Given problem » Find the string "بيروت" and gather every line that holds it.
──────── Given entries
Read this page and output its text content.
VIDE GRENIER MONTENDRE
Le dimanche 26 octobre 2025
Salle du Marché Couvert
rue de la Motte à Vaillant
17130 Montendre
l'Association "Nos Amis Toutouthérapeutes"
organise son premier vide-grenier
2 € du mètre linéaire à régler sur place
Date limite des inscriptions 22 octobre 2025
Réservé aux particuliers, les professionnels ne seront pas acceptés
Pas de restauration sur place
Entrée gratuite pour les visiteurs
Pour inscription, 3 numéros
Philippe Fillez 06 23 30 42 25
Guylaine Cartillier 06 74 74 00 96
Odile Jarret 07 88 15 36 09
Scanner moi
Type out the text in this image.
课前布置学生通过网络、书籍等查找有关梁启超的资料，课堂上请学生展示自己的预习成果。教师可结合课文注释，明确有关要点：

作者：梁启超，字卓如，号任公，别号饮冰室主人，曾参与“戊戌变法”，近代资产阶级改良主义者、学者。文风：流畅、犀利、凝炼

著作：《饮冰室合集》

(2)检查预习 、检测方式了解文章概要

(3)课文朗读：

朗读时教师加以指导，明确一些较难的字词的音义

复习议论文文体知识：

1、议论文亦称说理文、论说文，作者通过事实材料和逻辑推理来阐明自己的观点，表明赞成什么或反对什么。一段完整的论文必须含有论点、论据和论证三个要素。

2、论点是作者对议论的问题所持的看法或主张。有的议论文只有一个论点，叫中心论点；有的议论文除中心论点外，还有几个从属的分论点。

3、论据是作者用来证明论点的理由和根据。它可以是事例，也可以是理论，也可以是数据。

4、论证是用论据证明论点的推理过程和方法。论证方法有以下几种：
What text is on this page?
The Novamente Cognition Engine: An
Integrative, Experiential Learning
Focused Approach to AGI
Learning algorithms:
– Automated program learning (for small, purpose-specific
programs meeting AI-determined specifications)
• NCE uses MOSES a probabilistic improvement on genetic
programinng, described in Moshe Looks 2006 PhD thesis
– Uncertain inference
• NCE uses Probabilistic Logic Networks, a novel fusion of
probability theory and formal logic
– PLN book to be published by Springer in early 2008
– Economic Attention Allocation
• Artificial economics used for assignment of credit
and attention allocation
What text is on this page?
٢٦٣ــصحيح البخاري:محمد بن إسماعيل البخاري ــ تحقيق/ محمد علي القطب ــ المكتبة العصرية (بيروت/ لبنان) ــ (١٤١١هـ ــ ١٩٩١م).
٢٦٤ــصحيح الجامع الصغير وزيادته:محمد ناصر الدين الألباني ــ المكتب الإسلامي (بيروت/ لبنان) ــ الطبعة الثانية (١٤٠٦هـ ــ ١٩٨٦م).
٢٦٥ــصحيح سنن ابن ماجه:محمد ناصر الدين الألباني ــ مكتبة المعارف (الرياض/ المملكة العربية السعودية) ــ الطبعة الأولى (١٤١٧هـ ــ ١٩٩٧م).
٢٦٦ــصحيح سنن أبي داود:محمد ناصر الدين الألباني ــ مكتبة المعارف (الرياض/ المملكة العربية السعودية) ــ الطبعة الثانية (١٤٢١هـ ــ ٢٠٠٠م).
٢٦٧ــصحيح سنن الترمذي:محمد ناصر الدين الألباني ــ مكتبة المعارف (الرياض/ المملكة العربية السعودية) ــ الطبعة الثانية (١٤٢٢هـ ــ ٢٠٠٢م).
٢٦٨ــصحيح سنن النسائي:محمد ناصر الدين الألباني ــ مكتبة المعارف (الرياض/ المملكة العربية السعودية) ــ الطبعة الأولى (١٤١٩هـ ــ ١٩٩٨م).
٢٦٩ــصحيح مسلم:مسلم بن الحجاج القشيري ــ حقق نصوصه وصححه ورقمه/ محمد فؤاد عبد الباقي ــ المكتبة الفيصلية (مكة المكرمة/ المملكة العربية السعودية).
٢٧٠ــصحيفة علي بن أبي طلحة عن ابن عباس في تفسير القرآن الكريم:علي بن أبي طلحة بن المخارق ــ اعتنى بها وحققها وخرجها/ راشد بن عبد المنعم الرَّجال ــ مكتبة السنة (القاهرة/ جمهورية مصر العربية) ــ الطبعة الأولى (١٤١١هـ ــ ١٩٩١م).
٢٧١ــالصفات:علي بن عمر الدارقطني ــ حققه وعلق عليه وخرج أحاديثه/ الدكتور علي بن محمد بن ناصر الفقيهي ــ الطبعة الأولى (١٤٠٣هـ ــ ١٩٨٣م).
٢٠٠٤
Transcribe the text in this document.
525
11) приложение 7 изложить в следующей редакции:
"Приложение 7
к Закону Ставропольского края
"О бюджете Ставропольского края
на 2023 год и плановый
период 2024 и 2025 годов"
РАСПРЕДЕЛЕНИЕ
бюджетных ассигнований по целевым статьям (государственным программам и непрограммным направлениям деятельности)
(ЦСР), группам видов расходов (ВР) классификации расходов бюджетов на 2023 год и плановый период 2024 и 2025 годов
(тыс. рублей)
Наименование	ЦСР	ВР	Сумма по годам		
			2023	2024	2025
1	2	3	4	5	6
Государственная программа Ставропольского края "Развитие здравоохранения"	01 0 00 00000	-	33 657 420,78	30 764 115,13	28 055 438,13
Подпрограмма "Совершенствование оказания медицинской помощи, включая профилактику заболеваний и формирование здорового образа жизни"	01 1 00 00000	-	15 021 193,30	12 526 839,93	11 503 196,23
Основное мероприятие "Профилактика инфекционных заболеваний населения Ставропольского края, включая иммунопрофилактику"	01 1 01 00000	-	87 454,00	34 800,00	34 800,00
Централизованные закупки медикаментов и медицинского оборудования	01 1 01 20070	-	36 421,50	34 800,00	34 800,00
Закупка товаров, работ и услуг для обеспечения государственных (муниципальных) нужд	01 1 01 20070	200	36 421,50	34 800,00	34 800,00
────────────────
Response to the exercise »
٢٦٣ــصحيح البخاري:محمد بن إسماعيل البخاري ــ تحقيق/ محمد علي القطب ــ المكتبة العصرية (بيروت/ لبنان) ــ (١٤١١هـ ــ ١٩٩١م).
٢٦٤ــصحيح الجامع الصغير وزيادته:محمد ناصر الدين الألباني ــ المكتب الإسلامي (بيروت/ لبنان) ــ الطبعة الثانية (١٤٠٦هـ ــ ١٩٨٦م).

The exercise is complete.